Directions: Go through the data below and gather each line containing "seed".

----

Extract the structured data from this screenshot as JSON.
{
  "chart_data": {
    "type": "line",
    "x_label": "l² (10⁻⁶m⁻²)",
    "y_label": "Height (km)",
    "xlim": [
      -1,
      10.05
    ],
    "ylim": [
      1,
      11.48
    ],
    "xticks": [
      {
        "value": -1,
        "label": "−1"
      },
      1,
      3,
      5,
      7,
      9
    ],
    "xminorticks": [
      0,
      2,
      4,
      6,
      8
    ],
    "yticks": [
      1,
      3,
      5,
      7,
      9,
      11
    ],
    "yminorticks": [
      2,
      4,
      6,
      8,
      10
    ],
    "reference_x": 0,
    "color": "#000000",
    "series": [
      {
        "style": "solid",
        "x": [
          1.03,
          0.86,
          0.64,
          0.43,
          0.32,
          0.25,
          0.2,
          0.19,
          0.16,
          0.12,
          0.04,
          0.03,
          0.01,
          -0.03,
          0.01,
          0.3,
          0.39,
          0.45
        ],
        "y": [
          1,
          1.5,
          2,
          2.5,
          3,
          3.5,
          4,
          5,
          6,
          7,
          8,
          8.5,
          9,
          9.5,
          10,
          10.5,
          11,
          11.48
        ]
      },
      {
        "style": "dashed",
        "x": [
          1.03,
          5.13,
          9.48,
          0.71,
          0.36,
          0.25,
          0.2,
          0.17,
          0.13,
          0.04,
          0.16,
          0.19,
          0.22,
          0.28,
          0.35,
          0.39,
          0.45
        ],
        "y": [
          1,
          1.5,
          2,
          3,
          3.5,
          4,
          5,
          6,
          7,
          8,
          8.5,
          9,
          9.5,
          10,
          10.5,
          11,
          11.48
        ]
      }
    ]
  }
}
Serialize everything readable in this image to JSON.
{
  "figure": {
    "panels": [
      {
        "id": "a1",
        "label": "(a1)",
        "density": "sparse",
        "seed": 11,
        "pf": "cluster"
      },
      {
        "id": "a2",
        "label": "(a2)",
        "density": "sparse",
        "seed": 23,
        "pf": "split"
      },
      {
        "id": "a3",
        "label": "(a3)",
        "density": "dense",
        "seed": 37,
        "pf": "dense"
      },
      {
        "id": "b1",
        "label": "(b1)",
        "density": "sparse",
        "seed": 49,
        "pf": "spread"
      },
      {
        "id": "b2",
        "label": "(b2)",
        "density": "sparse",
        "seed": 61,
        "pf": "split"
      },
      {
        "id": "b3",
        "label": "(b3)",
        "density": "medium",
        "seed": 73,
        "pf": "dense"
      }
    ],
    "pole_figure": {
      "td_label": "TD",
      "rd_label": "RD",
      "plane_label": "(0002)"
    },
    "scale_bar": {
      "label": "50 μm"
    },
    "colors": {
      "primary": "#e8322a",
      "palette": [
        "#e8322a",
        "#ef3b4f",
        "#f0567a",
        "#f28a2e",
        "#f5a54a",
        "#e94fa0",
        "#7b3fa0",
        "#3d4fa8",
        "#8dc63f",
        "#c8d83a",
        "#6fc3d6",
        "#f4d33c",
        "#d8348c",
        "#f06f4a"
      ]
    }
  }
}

----

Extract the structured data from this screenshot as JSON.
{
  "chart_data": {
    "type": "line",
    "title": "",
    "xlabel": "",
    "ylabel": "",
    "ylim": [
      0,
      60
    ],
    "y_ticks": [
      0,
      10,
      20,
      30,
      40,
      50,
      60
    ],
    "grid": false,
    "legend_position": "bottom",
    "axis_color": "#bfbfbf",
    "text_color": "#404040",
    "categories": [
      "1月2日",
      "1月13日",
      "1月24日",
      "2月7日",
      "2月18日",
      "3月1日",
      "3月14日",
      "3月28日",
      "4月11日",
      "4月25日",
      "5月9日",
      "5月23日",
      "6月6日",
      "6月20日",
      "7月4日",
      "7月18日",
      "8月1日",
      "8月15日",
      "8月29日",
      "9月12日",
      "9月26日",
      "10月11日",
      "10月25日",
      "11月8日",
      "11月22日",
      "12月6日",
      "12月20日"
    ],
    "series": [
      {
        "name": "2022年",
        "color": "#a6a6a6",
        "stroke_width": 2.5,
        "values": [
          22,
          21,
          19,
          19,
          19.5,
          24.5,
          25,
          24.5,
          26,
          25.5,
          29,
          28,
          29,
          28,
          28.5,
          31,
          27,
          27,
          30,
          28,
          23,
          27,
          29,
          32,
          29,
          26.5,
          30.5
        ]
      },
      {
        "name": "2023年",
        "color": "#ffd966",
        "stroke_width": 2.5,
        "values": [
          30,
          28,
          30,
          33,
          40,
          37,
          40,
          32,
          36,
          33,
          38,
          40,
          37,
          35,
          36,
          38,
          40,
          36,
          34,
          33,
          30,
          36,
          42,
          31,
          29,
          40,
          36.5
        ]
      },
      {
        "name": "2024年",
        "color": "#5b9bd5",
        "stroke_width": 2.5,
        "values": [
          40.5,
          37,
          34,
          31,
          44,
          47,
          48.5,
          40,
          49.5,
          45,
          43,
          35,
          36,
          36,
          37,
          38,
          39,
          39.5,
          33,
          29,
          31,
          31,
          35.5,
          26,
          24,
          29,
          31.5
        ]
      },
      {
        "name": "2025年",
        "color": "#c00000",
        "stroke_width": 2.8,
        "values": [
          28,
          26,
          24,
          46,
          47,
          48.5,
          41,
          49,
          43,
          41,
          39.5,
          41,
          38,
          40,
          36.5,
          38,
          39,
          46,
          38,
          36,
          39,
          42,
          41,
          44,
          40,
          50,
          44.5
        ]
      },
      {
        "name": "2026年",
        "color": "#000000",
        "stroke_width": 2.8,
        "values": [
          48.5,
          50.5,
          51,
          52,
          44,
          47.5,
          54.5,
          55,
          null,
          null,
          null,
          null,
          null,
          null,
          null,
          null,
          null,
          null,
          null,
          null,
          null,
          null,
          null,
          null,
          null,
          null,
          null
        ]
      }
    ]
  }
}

----

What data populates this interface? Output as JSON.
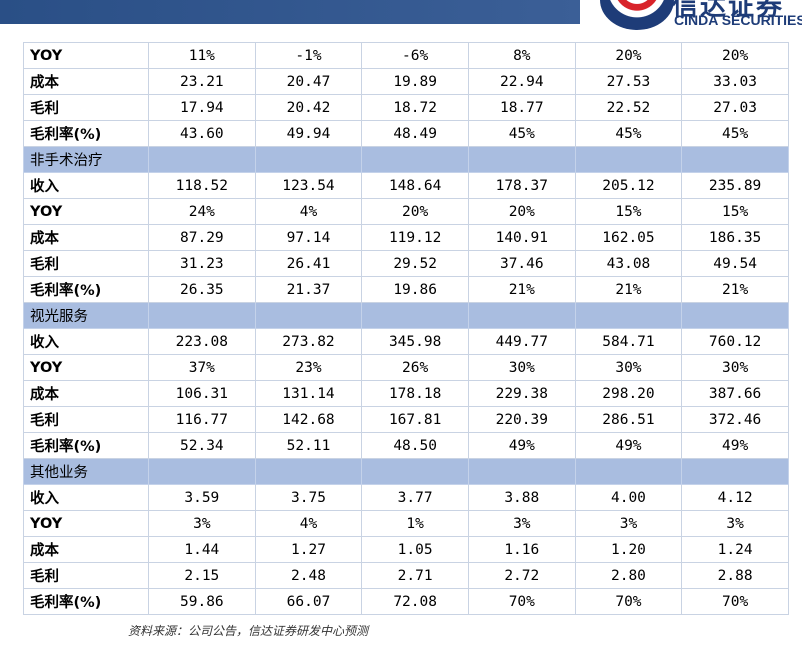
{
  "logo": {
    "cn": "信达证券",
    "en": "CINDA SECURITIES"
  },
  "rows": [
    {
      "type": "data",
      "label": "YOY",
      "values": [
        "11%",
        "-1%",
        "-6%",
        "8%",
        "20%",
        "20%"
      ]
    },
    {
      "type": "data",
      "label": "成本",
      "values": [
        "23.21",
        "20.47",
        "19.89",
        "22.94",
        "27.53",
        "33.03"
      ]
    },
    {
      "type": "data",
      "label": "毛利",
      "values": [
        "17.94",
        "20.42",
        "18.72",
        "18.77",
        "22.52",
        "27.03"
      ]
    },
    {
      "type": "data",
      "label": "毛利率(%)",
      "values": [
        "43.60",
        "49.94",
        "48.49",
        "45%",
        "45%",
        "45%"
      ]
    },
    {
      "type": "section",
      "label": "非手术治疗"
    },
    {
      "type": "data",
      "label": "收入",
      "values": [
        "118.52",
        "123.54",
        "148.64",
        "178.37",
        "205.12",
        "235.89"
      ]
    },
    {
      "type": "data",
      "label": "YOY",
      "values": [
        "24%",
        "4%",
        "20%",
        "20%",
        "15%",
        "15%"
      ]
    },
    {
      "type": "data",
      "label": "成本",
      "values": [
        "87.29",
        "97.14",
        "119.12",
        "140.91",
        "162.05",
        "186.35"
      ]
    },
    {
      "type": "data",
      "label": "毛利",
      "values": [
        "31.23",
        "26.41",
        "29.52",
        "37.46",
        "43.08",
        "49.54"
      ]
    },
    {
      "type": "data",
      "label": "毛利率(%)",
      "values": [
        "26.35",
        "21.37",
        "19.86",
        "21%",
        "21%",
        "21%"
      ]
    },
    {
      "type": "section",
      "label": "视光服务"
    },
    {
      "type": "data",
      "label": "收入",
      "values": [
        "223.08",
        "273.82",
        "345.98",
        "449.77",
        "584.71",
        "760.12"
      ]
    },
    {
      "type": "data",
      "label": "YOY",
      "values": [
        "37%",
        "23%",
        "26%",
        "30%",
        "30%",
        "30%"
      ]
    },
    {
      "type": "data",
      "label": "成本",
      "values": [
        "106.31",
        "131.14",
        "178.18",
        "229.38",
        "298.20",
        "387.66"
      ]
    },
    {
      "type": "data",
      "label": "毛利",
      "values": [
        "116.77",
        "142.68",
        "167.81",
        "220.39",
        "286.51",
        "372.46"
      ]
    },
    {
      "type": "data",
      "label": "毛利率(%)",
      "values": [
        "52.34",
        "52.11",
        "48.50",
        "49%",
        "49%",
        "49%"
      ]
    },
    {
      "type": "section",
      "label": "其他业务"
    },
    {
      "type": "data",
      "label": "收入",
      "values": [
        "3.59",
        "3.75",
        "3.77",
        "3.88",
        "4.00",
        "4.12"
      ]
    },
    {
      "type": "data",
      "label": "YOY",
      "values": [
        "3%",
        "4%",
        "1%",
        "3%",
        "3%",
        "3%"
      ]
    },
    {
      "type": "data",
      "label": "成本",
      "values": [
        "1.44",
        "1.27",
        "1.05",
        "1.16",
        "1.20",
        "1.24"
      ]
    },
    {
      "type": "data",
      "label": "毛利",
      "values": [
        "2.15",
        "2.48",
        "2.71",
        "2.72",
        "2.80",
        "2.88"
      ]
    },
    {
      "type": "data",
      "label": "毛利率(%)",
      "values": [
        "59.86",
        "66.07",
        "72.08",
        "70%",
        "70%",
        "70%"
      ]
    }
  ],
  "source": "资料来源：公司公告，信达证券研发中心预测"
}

----

Complete response:
        "seed": 11,
        "seed": 23,
        "seed": 37,
        "seed": 49,
        "seed": 61,
        "seed": 73,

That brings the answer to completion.